INSTRUCTIONS TO FOLLOW
Retype all of the data. Every line must match exactly.

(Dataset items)
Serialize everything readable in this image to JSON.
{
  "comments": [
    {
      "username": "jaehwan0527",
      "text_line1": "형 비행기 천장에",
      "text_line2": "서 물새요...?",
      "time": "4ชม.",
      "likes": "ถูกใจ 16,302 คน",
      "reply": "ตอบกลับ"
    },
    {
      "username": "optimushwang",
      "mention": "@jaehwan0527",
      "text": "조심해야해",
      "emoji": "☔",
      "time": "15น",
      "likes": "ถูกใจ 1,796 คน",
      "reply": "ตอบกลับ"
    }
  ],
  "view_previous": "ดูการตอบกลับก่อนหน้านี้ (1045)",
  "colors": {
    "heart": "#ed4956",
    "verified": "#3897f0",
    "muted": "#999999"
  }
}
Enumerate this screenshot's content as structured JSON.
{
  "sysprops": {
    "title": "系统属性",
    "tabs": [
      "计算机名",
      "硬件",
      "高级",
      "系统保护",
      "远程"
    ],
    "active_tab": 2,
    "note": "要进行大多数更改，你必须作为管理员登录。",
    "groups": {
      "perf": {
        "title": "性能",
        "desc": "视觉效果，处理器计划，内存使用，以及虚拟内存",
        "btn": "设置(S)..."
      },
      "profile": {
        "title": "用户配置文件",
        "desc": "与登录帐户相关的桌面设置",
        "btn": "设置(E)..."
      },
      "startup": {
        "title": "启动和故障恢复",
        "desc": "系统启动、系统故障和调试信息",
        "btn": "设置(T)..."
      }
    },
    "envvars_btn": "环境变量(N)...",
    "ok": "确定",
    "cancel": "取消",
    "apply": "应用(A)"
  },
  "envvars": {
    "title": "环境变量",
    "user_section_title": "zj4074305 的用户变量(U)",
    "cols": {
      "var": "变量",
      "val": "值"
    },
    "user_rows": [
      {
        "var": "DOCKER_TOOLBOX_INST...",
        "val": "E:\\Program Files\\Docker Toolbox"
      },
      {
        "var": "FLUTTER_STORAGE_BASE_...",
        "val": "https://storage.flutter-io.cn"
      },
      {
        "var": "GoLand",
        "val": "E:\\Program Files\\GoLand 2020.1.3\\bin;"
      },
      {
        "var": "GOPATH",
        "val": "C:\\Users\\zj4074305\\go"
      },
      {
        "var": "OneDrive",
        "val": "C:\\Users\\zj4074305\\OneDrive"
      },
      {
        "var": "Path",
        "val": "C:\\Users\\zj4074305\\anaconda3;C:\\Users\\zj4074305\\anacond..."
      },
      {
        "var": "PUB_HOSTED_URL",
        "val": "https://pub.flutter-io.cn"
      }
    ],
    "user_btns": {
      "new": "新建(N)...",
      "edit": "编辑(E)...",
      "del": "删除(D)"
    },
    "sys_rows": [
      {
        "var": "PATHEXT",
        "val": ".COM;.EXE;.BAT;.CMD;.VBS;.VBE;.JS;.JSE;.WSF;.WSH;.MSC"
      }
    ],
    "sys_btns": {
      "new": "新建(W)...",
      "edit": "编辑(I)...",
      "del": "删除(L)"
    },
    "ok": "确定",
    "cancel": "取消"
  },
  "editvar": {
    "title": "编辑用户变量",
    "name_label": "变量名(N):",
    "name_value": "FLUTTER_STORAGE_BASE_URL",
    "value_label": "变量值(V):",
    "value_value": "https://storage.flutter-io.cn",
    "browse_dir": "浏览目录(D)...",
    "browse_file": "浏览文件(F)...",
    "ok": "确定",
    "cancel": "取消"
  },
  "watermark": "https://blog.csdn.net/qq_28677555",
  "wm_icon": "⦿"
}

FULL SOLUTION
Serialize everything readable in this image to JSON.
{
  "comments": [
    {
      "username": "jaehwan0527",
      "text_line1": "형 비행기 천장에",
      "text_line2": "서 물새요...?",
      "time": "4ชม.",
      "likes": "ถูกใจ 16,302 คน",
      "reply": "ตอบกลับ"
    },
    {
      "username": "optimushwang",
      "mention": "@jaehwan0527",
      "text": "조심해야해",
      "emoji": "☔",
      "time": "15น",
      "likes": "ถูกใจ 1,796 คน",
      "reply": "ตอบกลับ"
    }
  ],
  "view_previous": "ดูการตอบกลับก่อนหน้านี้ (1045)",
  "colors": {
    "heart": "#ed4956",
    "verified": "#3897f0",
    "muted": "#999999"
  }
}
Enumerate this screenshot's content as structured JSON.
{
  "sysprops": {
    "title": "系统属性",
    "tabs": [
      "计算机名",
      "硬件",
      "高级",
      "系统保护",
      "远程"
    ],
    "active_tab": 2,
    "note": "要进行大多数更改，你必须作为管理员登录。",
    "groups": {
      "perf": {
        "title": "性能",
        "desc": "视觉效果，处理器计划，内存使用，以及虚拟内存",
        "btn": "设置(S)..."
      },
      "profile": {
        "title": "用户配置文件",
        "desc": "与登录帐户相关的桌面设置",
        "btn": "设置(E)..."
      },
      "startup": {
        "title": "启动和故障恢复",
        "desc": "系统启动、系统故障和调试信息",
        "btn": "设置(T)..."
      }
    },
    "envvars_btn": "环境变量(N)...",
    "ok": "确定",
    "cancel": "取消",
    "apply": "应用(A)"
  },
  "envvars": {
    "title": "环境变量",
    "user_section_title": "zj4074305 的用户变量(U)",
    "cols": {
      "var": "变量",
      "val": "值"
    },
    "user_rows": [
      {
        "var": "DOCKER_TOOLBOX_INST...",
        "val": "E:\\Program Files\\Docker Toolbox"
      },
      {
        "var": "FLUTTER_STORAGE_BASE_...",
        "val": "https://storage.flutter-io.cn"
      },
      {
        "var": "GoLand",
        "val": "E:\\Program Files\\GoLand 2020.1.3\\bin;"
      },
      {
        "var": "GOPATH",
        "val": "C:\\Users\\zj4074305\\go"
      },
      {
        "var": "OneDrive",
        "val": "C:\\Users\\zj4074305\\OneDrive"
      },
      {
        "var": "Path",
        "val": "C:\\Users\\zj4074305\\anaconda3;C:\\Users\\zj4074305\\anacond..."
      },
      {
        "var": "PUB_HOSTED_URL",
        "val": "https://pub.flutter-io.cn"
      }
    ],
    "user_btns": {
      "new": "新建(N)...",
      "edit": "编辑(E)...",
      "del": "删除(D)"
    },
    "sys_rows": [
      {
        "var": "PATHEXT",
        "val": ".COM;.EXE;.BAT;.CMD;.VBS;.VBE;.JS;.JSE;.WSF;.WSH;.MSC"
      }
    ],
    "sys_btns": {
      "new": "新建(W)...",
      "edit": "编辑(I)...",
      "del": "删除(L)"
    },
    "ok": "确定",
    "cancel": "取消"
  },
  "editvar": {
    "title": "编辑用户变量",
    "name_label": "变量名(N):",
    "name_value": "FLUTTER_STORAGE_BASE_URL",
    "value_label": "变量值(V):",
    "value_value": "https://storage.flutter-io.cn",
    "browse_dir": "浏览目录(D)...",
    "browse_file": "浏览文件(F)...",
    "ok": "确定",
    "cancel": "取消"
  },
  "watermark": "https://blog.csdn.net/qq_28677555",
  "wm_icon": "⦿"
}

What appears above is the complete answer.